### TASK:
Locate every line in the records below that contains the word "Abyssini", and copy each one.

### GIVEN RECORDS:
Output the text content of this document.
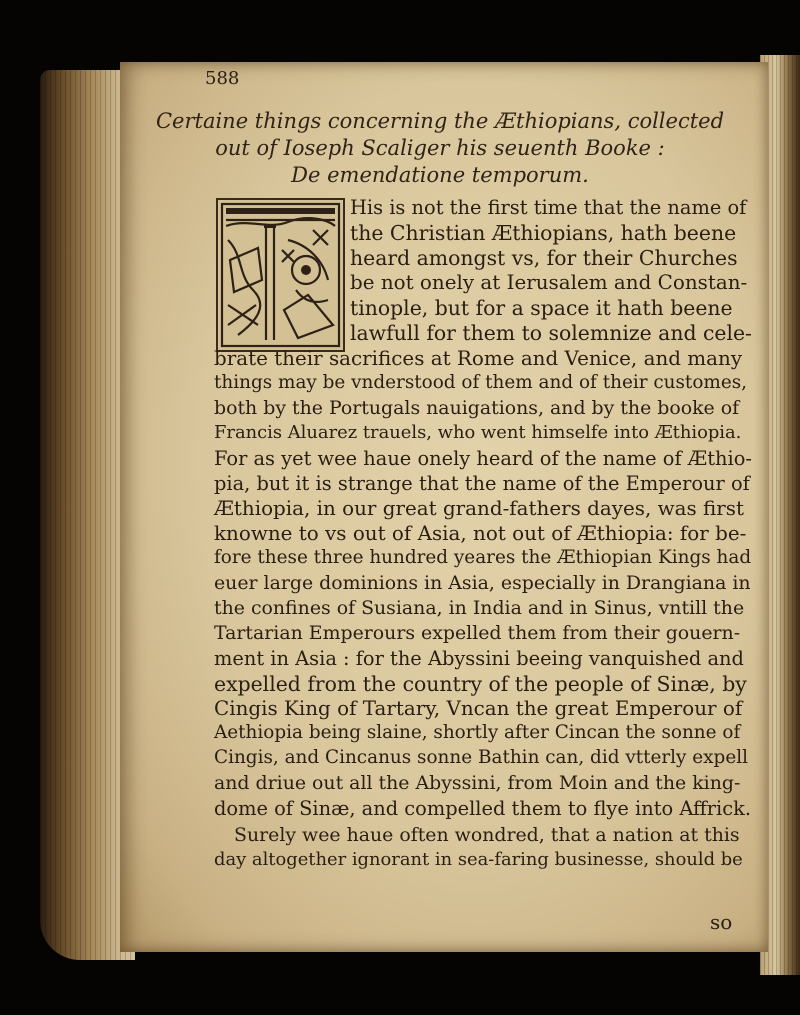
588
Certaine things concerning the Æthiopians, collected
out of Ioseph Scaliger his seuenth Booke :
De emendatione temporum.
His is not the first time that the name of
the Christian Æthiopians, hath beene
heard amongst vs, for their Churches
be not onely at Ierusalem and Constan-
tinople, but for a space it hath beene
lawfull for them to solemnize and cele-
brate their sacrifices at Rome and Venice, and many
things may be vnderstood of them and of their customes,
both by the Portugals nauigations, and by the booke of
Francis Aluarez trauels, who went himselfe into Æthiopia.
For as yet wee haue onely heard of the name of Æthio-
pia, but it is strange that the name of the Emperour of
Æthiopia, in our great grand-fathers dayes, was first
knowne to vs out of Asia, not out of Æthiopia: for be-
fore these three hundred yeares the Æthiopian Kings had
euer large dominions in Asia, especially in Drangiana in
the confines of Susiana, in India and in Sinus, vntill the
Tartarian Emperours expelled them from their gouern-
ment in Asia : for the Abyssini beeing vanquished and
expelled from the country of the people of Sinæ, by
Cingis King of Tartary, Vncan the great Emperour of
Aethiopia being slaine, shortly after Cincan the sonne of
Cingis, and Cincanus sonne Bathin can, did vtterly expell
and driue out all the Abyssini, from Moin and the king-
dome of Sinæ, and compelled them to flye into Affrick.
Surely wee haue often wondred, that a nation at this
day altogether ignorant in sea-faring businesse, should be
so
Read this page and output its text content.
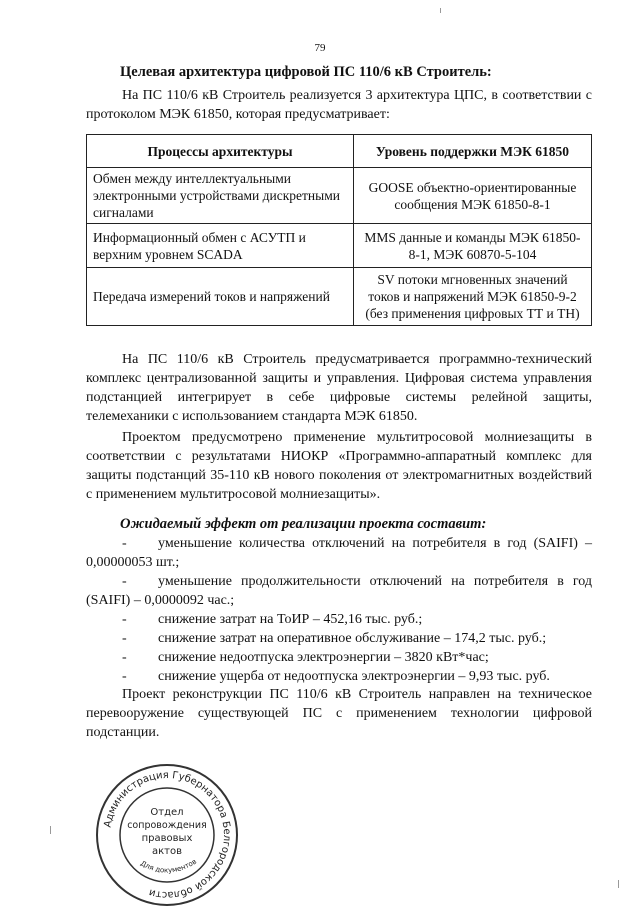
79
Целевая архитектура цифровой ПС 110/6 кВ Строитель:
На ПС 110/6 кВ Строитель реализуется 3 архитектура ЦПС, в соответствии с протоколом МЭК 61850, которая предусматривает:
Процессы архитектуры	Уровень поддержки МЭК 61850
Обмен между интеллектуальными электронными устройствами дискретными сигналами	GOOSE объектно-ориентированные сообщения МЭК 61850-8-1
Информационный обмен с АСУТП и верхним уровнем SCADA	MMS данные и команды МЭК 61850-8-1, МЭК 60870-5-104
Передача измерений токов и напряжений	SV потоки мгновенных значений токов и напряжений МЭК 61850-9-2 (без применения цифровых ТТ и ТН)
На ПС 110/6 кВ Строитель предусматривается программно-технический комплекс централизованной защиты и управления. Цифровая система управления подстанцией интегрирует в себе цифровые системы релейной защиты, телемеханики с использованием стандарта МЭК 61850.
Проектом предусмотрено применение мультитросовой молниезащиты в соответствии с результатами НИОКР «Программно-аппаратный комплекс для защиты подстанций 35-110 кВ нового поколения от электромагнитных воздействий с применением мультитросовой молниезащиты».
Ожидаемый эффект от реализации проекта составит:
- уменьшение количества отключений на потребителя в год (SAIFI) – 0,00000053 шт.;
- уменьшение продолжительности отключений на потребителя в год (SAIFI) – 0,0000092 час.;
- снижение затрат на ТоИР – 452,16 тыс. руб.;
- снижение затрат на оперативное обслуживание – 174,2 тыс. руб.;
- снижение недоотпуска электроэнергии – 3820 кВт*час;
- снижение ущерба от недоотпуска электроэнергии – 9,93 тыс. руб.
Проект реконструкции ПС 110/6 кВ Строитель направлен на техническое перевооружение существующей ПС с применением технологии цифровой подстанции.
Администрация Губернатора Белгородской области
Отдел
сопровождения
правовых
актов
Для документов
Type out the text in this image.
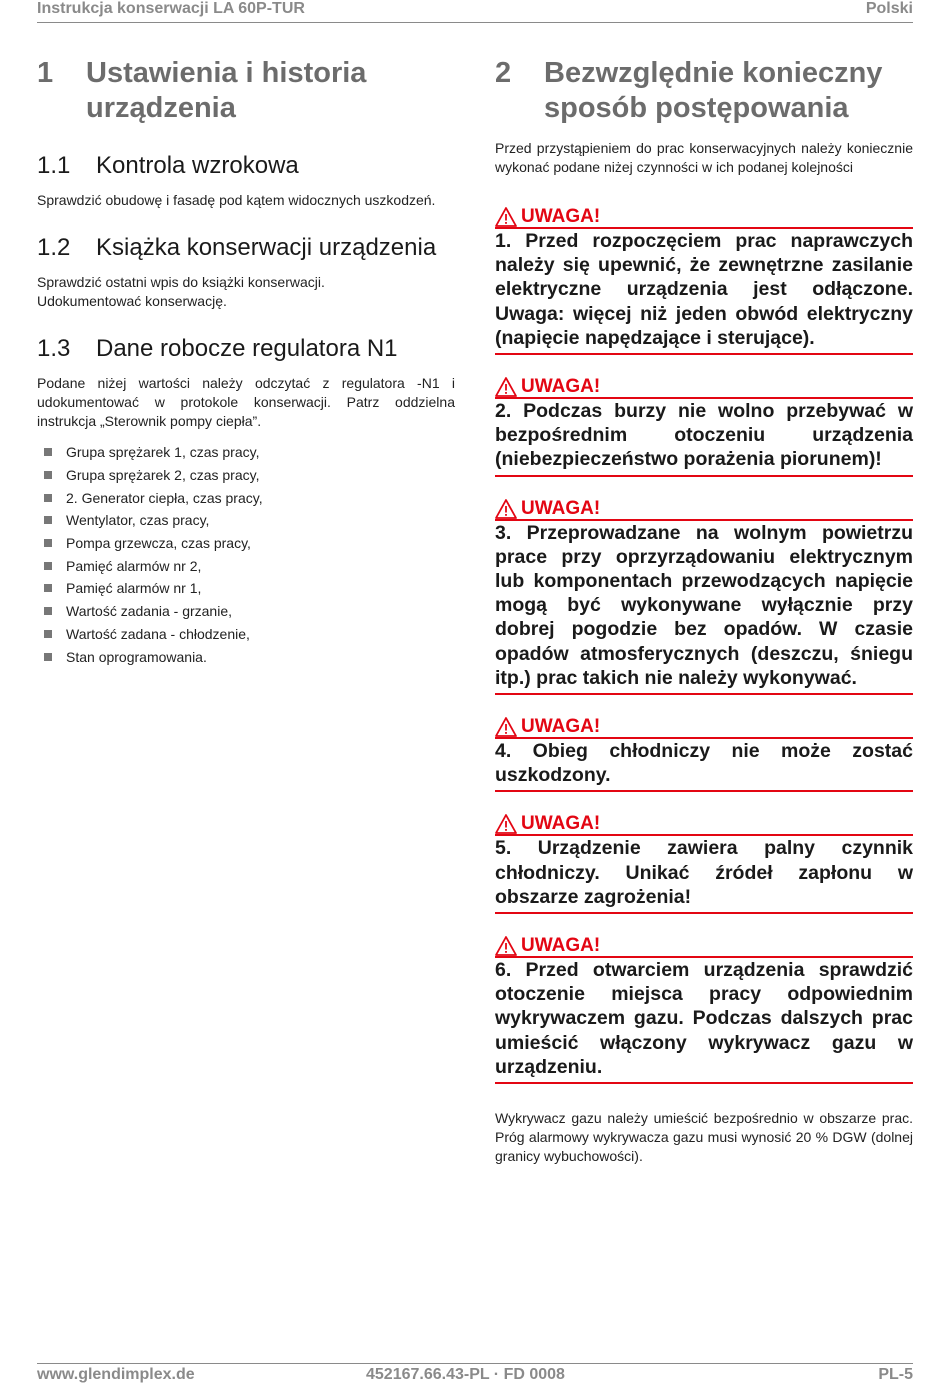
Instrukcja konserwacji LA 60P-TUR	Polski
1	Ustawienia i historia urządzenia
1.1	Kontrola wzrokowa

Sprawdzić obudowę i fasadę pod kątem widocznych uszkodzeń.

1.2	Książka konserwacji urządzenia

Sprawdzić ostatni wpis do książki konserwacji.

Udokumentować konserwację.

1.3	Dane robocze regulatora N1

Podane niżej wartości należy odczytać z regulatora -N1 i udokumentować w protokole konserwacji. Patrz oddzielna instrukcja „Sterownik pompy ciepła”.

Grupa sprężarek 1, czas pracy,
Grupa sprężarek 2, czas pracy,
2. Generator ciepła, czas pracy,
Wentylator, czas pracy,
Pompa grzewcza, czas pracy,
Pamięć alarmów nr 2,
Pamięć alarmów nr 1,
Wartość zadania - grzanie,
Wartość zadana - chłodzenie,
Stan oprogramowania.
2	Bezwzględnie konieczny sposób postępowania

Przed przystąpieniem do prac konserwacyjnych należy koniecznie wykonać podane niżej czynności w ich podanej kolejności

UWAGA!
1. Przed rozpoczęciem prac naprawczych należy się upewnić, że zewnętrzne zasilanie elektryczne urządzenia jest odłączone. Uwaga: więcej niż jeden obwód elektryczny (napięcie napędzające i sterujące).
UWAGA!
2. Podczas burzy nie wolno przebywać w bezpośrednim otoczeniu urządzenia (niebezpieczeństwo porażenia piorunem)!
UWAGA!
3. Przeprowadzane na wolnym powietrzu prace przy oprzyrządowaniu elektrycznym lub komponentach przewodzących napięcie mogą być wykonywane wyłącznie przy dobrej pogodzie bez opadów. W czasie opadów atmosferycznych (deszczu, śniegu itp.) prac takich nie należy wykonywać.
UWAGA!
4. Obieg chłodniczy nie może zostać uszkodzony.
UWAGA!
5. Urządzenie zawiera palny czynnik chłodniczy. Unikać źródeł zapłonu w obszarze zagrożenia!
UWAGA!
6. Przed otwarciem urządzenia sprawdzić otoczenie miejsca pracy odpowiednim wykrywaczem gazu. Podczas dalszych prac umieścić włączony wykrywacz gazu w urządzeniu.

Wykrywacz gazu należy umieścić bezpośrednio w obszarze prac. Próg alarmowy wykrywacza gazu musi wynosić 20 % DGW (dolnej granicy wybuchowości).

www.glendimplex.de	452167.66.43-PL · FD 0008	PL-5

### EXERCISE SOLUTION:
ment in Asia : for the Abyssini beeing vanquished and
and driue out all the Abyssini, from Moin and the king-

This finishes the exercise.